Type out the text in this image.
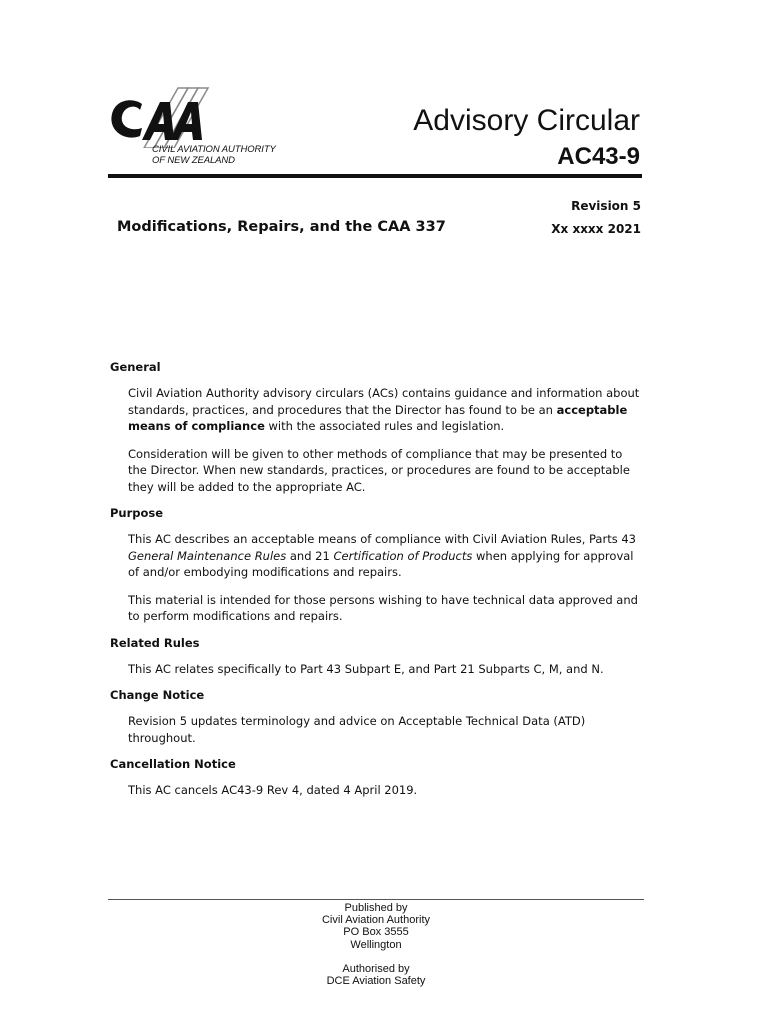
CIVIL AVIATION AUTHORITY
OF NEW ZEALAND
Advisory Circular
AC43-9
Revision 5
Modifications, Repairs, and the CAA 337	Xx xxxx 2021
General

Civil Aviation Authority advisory circulars (ACs) contains guidance and information about standards, practices, and procedures that the Director has found to be an acceptable means of compliance with the associated rules and legislation.

Consideration will be given to other methods of compliance that may be presented to the Director. When new standards, practices, or procedures are found to be acceptable they will be added to the appropriate AC.

Purpose

This AC describes an acceptable means of compliance with Civil Aviation Rules, Parts 43 General Maintenance Rules and 21 Certification of Products when applying for approval of and/or embodying modifications and repairs.

This material is intended for those persons wishing to have technical data approved and to perform modifications and repairs.

Related Rules

This AC relates specifically to Part 43 Subpart E, and Part 21 Subparts C, M, and N.

Change Notice

Revision 5 updates terminology and advice on Acceptable Technical Data (ATD) throughout.

Cancellation Notice

This AC cancels AC43-9 Rev 4, dated 4 April 2019.

Published by
Civil Aviation Authority
PO Box 3555
Wellington
Authorised by
DCE Aviation Safety
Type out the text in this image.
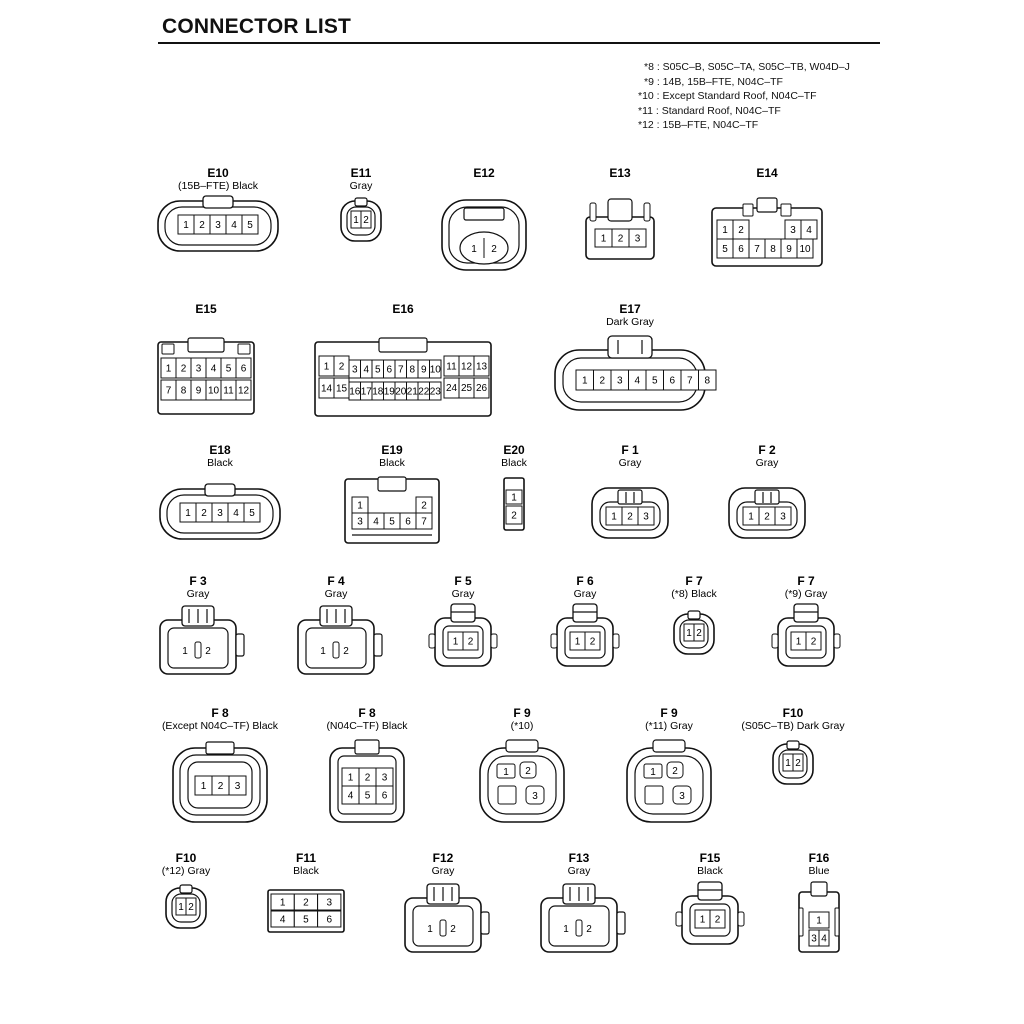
CONNECTOR LIST
*8 : S05C–B, S05C–TA, S05C–TB, W04D–J
*9 : 14B, 15B–FTE, N04C–TF
*10 : Except Standard Roof, N04C–TF
*11 : Standard Roof, N04C–TF
*12 : 15B–FTE, N04C–TF
E10
(15B–FTE) Black
1 2 3 4 5
E11
Gray
1 2
E12
1 2
E13
1 2 3
E14
1 2	3 4
5 6 7 8 9 10
E15
1 2 3 4 5 6
7 8 9 10 11 12
E16
1 2 3 4 5 6 7 8 9 10 11 12 13
14 15 16 17 18 19 20 21 22 23 24 25 26
E17
Dark Gray
1 2 3 4 5 6 7 8
E18
Black
1 2 3 4 5
E19
Black
1	2
3 4 5 6 7
E20
Black
1
2
F 1
Gray
1 2 3
F 2
Gray
1 2 3
F 3
Gray
1 2
F 4
Gray
1 2
F 5
Gray
1 2
F 6
Gray
1 2
F 7
(*8) Black
1 2
F 7
(*9) Gray
1 2
F 8
(Except N04C–TF) Black
1 2 3
F 8
(N04C–TF) Black
1 2 3
4 5 6
F 9
(*10)
1 2
3
F 9
(*11) Gray
1 2
3
F10
(S05C–TB) Dark Gray
1 2
F10
(*12) Gray
1 2
F11
Black
1 2 3
4 5 6
F12
Gray
1 2
F13
Gray
1 2
F15
Black
1 2
F16
Blue
1
3 4
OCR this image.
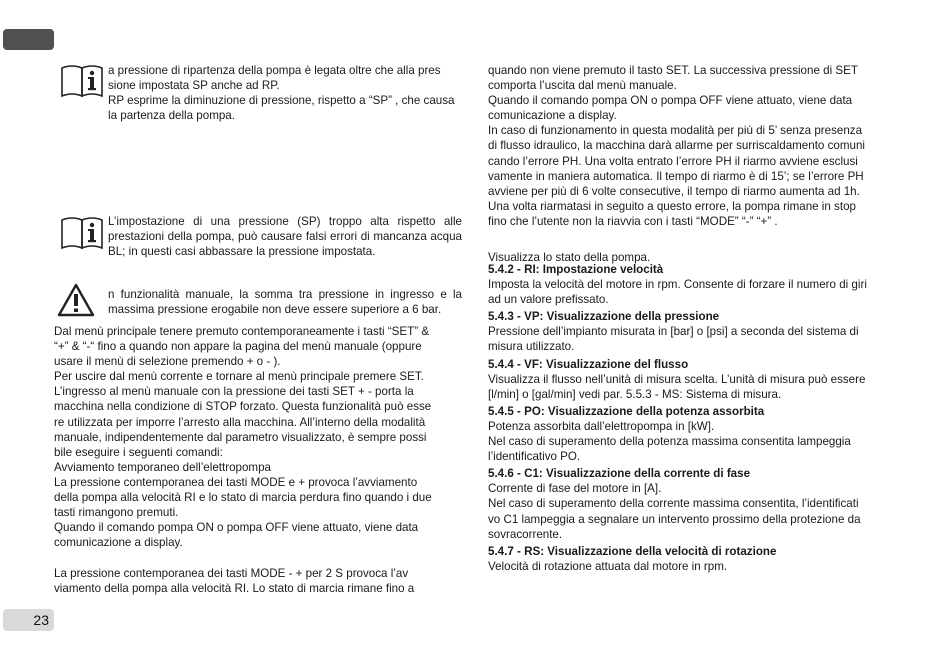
a pressione di ripartenza della pompa è legata oltre che alla pres
sione impostata SP anche ad RP.
RP esprime la diminuzione di pressione, rispetto a “SP” , che causa
la partenza della pompa.

L’impostazione di una pressione (SP) troppo alta rispetto alle prestazioni della pompa, può causare falsi errori di mancanza acqua BL; in questi casi abbassare la pressione impostata.

n funzionalità manuale, la somma tra pressione in ingresso e la massima pressione erogabile non deve essere superiore a 6 bar.

Dal menù principale tenere premuto contemporaneamente i tasti “SET” &
“+” & “-“ fino a quando non appare la pagina del menù manuale (oppure
usare il menù di selezione premendo + o - ).
Per uscire dal menù corrente e tornare al menù principale premere SET.
L’ingresso al menù manuale con la pressione dei tasti SET + - porta la
macchina nella condizione di STOP forzato. Questa funzionalità può esse
re utilizzata per imporre l’arresto alla macchina. All’interno della modalità
manuale, indipendentemente dal parametro visualizzato, è sempre possi
bile eseguire i seguenti comandi:
Avviamento temporaneo dell’elettropompa
La pressione contemporanea dei tasti MODE e + provoca l’avviamento
della pompa alla velocità RI e lo stato di marcia perdura fino quando i due
tasti rimangono premuti.
Quando il comando pompa ON o pompa OFF viene attuato, viene data
comunicazione a display.
La pressione contemporanea dei tasti MODE - + per 2 S provoca l’av
viamento della pompa alla velocità RI. Lo stato di marcia rimane fino a
quando non viene premuto il tasto SET. La successiva pressione di SET
comporta l’uscita dal menù manuale.
Quando il comando pompa ON o pompa OFF viene attuato, viene data
comunicazione a display.
In caso di funzionamento in questa modalità per più di 5’ senza presenza
di flusso idraulico, la macchina darà allarme per surriscaldamento comuni
cando l’errore PH. Una volta entrato l’errore PH il riarmo avviene esclusi
vamente in maniera automatica. Il tempo di riarmo è di 15’; se l’errore PH
avviene per più di 6 volte consecutive, il tempo di riarmo aumenta ad 1h.
Una volta riarmatasi in seguito a questo errore, la pompa rimane in stop
fino che l’utente non la riavvia con i tasti “MODE” “-” “+” .
Visualizza lo stato della pompa.
5.4.2 - RI: Impostazione velocità
Imposta la velocità del motore in rpm. Consente di forzare il numero di giri
ad un valore prefissato.
5.4.3 - VP: Visualizzazione della pressione
Pressione dell’impianto misurata in [bar] o [psi] a seconda del sistema di
misura utilizzato.
5.4.4 - VF: Visualizzazione del flusso
Visualizza il flusso nell’unità di misura scelta. L’unità di misura può essere
[l/min] o [gal/min] vedi par. 5.5.3 - MS: Sistema di misura.
5.4.5 - PO: Visualizzazione della potenza assorbita
Potenza assorbita dall’elettropompa in [kW].
Nel caso di superamento della potenza massima consentita lampeggia
l’identificativo PO.
5.4.6 - C1: Visualizzazione della corrente di fase
Corrente di fase del motore in [A].
Nel caso di superamento della corrente massima consentita, l’identificati
vo C1 lampeggia a segnalare un intervento prossimo della protezione da
sovracorrente.
5.4.7 - RS: Visualizzazione della velocità di rotazione
Velocità di rotazione attuata dal motore in rpm.
23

What you will do: How many lines in these entries contain the string "menù"? State the number and nothing more.

Correct answer: 6